● **STATED TASK**
Each record below must be returned exactly as shown.

[Dataset records]
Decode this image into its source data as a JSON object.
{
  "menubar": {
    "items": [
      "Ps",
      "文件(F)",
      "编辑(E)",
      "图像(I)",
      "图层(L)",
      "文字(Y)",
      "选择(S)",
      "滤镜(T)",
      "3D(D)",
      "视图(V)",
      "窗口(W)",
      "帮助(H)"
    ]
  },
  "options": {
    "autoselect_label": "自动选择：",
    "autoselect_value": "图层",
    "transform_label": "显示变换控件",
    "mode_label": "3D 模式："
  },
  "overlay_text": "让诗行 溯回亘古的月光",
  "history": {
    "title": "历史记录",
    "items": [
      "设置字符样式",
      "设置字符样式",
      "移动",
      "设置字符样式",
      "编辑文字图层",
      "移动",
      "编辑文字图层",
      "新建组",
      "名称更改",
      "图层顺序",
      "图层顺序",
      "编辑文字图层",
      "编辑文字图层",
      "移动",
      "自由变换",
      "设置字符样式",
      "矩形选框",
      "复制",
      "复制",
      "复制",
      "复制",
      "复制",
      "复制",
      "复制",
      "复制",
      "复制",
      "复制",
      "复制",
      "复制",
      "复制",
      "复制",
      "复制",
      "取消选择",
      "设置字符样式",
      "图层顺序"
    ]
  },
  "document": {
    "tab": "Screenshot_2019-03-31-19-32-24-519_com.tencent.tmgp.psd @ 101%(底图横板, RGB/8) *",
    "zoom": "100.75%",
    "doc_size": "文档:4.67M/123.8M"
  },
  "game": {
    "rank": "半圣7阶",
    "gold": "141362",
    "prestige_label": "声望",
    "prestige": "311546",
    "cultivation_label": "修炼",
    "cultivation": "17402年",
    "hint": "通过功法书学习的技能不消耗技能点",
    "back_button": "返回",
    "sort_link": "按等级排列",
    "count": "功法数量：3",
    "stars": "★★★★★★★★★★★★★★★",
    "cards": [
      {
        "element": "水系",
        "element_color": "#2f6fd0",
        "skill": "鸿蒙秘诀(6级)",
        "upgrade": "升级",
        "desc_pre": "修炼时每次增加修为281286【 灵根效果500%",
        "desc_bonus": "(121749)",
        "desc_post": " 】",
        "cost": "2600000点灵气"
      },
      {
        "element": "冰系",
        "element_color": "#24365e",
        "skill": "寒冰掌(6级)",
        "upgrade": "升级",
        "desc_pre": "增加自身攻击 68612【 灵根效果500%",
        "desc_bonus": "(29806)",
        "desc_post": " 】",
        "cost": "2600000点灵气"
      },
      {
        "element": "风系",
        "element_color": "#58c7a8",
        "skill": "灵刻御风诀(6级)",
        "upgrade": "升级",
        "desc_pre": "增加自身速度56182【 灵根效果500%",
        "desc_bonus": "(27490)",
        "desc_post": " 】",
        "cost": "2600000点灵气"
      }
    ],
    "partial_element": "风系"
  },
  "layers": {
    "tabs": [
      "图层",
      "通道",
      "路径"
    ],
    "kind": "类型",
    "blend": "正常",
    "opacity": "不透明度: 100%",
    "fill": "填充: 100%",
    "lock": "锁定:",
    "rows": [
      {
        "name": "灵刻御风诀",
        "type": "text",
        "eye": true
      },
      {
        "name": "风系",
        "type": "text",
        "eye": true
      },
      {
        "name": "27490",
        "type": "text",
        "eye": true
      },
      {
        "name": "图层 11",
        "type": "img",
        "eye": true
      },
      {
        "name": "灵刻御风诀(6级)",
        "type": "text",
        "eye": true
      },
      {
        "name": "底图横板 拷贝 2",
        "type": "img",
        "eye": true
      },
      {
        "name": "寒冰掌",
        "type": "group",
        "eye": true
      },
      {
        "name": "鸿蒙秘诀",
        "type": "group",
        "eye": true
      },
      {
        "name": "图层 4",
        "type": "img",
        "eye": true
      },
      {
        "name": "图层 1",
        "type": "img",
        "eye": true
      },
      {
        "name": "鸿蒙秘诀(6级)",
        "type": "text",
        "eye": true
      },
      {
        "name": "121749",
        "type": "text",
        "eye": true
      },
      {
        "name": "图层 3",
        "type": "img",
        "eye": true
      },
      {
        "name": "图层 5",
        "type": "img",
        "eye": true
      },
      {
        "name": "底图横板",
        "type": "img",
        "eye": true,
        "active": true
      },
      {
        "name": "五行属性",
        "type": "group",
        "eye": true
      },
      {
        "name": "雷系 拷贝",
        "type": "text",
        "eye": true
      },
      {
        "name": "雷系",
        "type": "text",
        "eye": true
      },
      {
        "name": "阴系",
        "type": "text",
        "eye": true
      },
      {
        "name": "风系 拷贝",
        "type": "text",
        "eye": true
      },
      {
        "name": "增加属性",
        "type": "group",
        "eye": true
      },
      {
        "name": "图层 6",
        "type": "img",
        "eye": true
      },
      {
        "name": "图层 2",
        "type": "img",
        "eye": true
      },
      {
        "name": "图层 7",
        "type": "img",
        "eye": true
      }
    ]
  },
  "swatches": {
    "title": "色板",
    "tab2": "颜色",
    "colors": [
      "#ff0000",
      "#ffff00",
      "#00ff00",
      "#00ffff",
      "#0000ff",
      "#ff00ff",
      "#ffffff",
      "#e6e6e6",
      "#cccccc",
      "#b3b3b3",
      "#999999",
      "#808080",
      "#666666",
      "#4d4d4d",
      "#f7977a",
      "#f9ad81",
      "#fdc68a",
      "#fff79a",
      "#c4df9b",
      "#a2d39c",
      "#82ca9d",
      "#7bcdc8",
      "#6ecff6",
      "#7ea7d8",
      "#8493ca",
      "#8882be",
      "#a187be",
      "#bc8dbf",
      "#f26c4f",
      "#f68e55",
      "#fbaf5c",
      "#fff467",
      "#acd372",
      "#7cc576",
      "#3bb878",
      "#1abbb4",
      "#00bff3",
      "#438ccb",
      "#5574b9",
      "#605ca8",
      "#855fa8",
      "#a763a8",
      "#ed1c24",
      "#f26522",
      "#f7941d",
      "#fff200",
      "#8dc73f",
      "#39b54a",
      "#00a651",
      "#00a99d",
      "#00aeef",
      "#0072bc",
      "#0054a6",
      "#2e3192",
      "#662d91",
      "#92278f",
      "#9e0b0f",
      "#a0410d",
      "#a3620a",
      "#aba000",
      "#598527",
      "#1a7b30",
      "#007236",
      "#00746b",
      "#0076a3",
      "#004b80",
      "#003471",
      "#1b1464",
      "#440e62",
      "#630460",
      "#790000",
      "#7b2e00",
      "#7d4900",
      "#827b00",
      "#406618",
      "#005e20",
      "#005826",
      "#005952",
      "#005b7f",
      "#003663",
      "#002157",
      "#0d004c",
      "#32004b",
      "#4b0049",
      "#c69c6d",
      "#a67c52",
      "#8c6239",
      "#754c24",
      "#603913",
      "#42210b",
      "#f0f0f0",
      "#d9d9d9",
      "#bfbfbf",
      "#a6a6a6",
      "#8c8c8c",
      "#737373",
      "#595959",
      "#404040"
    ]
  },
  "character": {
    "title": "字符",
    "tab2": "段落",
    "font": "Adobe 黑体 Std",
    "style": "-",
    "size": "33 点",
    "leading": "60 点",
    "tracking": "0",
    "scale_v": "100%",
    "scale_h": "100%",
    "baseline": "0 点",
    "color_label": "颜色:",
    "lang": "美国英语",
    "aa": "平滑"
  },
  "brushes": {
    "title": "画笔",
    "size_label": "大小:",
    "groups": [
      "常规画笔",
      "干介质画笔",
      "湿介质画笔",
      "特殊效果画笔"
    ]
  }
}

● **ANSWER**
Decode this image into its source data as a JSON object.
{
  "menubar": {
    "items": [
      "Ps",
      "文件(F)",
      "编辑(E)",
      "图像(I)",
      "图层(L)",
      "文字(Y)",
      "选择(S)",
      "滤镜(T)",
      "3D(D)",
      "视图(V)",
      "窗口(W)",
      "帮助(H)"
    ]
  },
  "options": {
    "autoselect_label": "自动选择：",
    "autoselect_value": "图层",
    "transform_label": "显示变换控件",
    "mode_label": "3D 模式："
  },
  "overlay_text": "让诗行 溯回亘古的月光",
  "history": {
    "title": "历史记录",
    "items": [
      "设置字符样式",
      "设置字符样式",
      "移动",
      "设置字符样式",
      "编辑文字图层",
      "移动",
      "编辑文字图层",
      "新建组",
      "名称更改",
      "图层顺序",
      "图层顺序",
      "编辑文字图层",
      "编辑文字图层",
      "移动",
      "自由变换",
      "设置字符样式",
      "矩形选框",
      "复制",
      "复制",
      "复制",
      "复制",
      "复制",
      "复制",
      "复制",
      "复制",
      "复制",
      "复制",
      "复制",
      "复制",
      "复制",
      "复制",
      "复制",
      "取消选择",
      "设置字符样式",
      "图层顺序"
    ]
  },
  "document": {
    "tab": "Screenshot_2019-03-31-19-32-24-519_com.tencent.tmgp.psd @ 101%(底图横板, RGB/8) *",
    "zoom": "100.75%",
    "doc_size": "文档:4.67M/123.8M"
  },
  "game": {
    "rank": "半圣7阶",
    "gold": "141362",
    "prestige_label": "声望",
    "prestige": "311546",
    "cultivation_label": "修炼",
    "cultivation": "17402年",
    "hint": "通过功法书学习的技能不消耗技能点",
    "back_button": "返回",
    "sort_link": "按等级排列",
    "count": "功法数量：3",
    "stars": "★★★★★★★★★★★★★★★",
    "cards": [
      {
        "element": "水系",
        "element_color": "#2f6fd0",
        "skill": "鸿蒙秘诀(6级)",
        "upgrade": "升级",
        "desc_pre": "修炼时每次增加修为281286【 灵根效果500%",
        "desc_bonus": "(121749)",
        "desc_post": " 】",
        "cost": "2600000点灵气"
      },
      {
        "element": "冰系",
        "element_color": "#24365e",
        "skill": "寒冰掌(6级)",
        "upgrade": "升级",
        "desc_pre": "增加自身攻击 68612【 灵根效果500%",
        "desc_bonus": "(29806)",
        "desc_post": " 】",
        "cost": "2600000点灵气"
      },
      {
        "element": "风系",
        "element_color": "#58c7a8",
        "skill": "灵刻御风诀(6级)",
        "upgrade": "升级",
        "desc_pre": "增加自身速度56182【 灵根效果500%",
        "desc_bonus": "(27490)",
        "desc_post": " 】",
        "cost": "2600000点灵气"
      }
    ],
    "partial_element": "风系"
  },
  "layers": {
    "tabs": [
      "图层",
      "通道",
      "路径"
    ],
    "kind": "类型",
    "blend": "正常",
    "opacity": "不透明度: 100%",
    "fill": "填充: 100%",
    "lock": "锁定:",
    "rows": [
      {
        "name": "灵刻御风诀",
        "type": "text",
        "eye": true
      },
      {
        "name": "风系",
        "type": "text",
        "eye": true
      },
      {
        "name": "27490",
        "type": "text",
        "eye": true
      },
      {
        "name": "图层 11",
        "type": "img",
        "eye": true
      },
      {
        "name": "灵刻御风诀(6级)",
        "type": "text",
        "eye": true
      },
      {
        "name": "底图横板 拷贝 2",
        "type": "img",
        "eye": true
      },
      {
        "name": "寒冰掌",
        "type": "group",
        "eye": true
      },
      {
        "name": "鸿蒙秘诀",
        "type": "group",
        "eye": true
      },
      {
        "name": "图层 4",
        "type": "img",
        "eye": true
      },
      {
        "name": "图层 1",
        "type": "img",
        "eye": true
      },
      {
        "name": "鸿蒙秘诀(6级)",
        "type": "text",
        "eye": true
      },
      {
        "name": "121749",
        "type": "text",
        "eye": true
      },
      {
        "name": "图层 3",
        "type": "img",
        "eye": true
      },
      {
        "name": "图层 5",
        "type": "img",
        "eye": true
      },
      {
        "name": "底图横板",
        "type": "img",
        "eye": true,
        "active": true
      },
      {
        "name": "五行属性",
        "type": "group",
        "eye": true
      },
      {
        "name": "雷系 拷贝",
        "type": "text",
        "eye": true
      },
      {
        "name": "雷系",
        "type": "text",
        "eye": true
      },
      {
        "name": "阴系",
        "type": "text",
        "eye": true
      },
      {
        "name": "风系 拷贝",
        "type": "text",
        "eye": true
      },
      {
        "name": "增加属性",
        "type": "group",
        "eye": true
      },
      {
        "name": "图层 6",
        "type": "img",
        "eye": true
      },
      {
        "name": "图层 2",
        "type": "img",
        "eye": true
      },
      {
        "name": "图层 7",
        "type": "img",
        "eye": true
      }
    ]
  },
  "swatches": {
    "title": "色板",
    "tab2": "颜色",
    "colors": [
      "#ff0000",
      "#ffff00",
      "#00ff00",
      "#00ffff",
      "#0000ff",
      "#ff00ff",
      "#ffffff",
      "#e6e6e6",
      "#cccccc",
      "#b3b3b3",
      "#999999",
      "#808080",
      "#666666",
      "#4d4d4d",
      "#f7977a",
      "#f9ad81",
      "#fdc68a",
      "#fff79a",
      "#c4df9b",
      "#a2d39c",
      "#82ca9d",
      "#7bcdc8",
      "#6ecff6",
      "#7ea7d8",
      "#8493ca",
      "#8882be",
      "#a187be",
      "#bc8dbf",
      "#f26c4f",
      "#f68e55",
      "#fbaf5c",
      "#fff467",
      "#acd372",
      "#7cc576",
      "#3bb878",
      "#1abbb4",
      "#00bff3",
      "#438ccb",
      "#5574b9",
      "#605ca8",
      "#855fa8",
      "#a763a8",
      "#ed1c24",
      "#f26522",
      "#f7941d",
      "#fff200",
      "#8dc73f",
      "#39b54a",
      "#00a651",
      "#00a99d",
      "#00aeef",
      "#0072bc",
      "#0054a6",
      "#2e3192",
      "#662d91",
      "#92278f",
      "#9e0b0f",
      "#a0410d",
      "#a3620a",
      "#aba000",
      "#598527",
      "#1a7b30",
      "#007236",
      "#00746b",
      "#0076a3",
      "#004b80",
      "#003471",
      "#1b1464",
      "#440e62",
      "#630460",
      "#790000",
      "#7b2e00",
      "#7d4900",
      "#827b00",
      "#406618",
      "#005e20",
      "#005826",
      "#005952",
      "#005b7f",
      "#003663",
      "#002157",
      "#0d004c",
      "#32004b",
      "#4b0049",
      "#c69c6d",
      "#a67c52",
      "#8c6239",
      "#754c24",
      "#603913",
      "#42210b",
      "#f0f0f0",
      "#d9d9d9",
      "#bfbfbf",
      "#a6a6a6",
      "#8c8c8c",
      "#737373",
      "#595959",
      "#404040"
    ]
  },
  "character": {
    "title": "字符",
    "tab2": "段落",
    "font": "Adobe 黑体 Std",
    "style": "-",
    "size": "33 点",
    "leading": "60 点",
    "tracking": "0",
    "scale_v": "100%",
    "scale_h": "100%",
    "baseline": "0 点",
    "color_label": "颜色:",
    "lang": "美国英语",
    "aa": "平滑"
  },
  "brushes": {
    "title": "画笔",
    "size_label": "大小:",
    "groups": [
      "常规画笔",
      "干介质画笔",
      "湿介质画笔",
      "特殊效果画笔"
    ]
  }
}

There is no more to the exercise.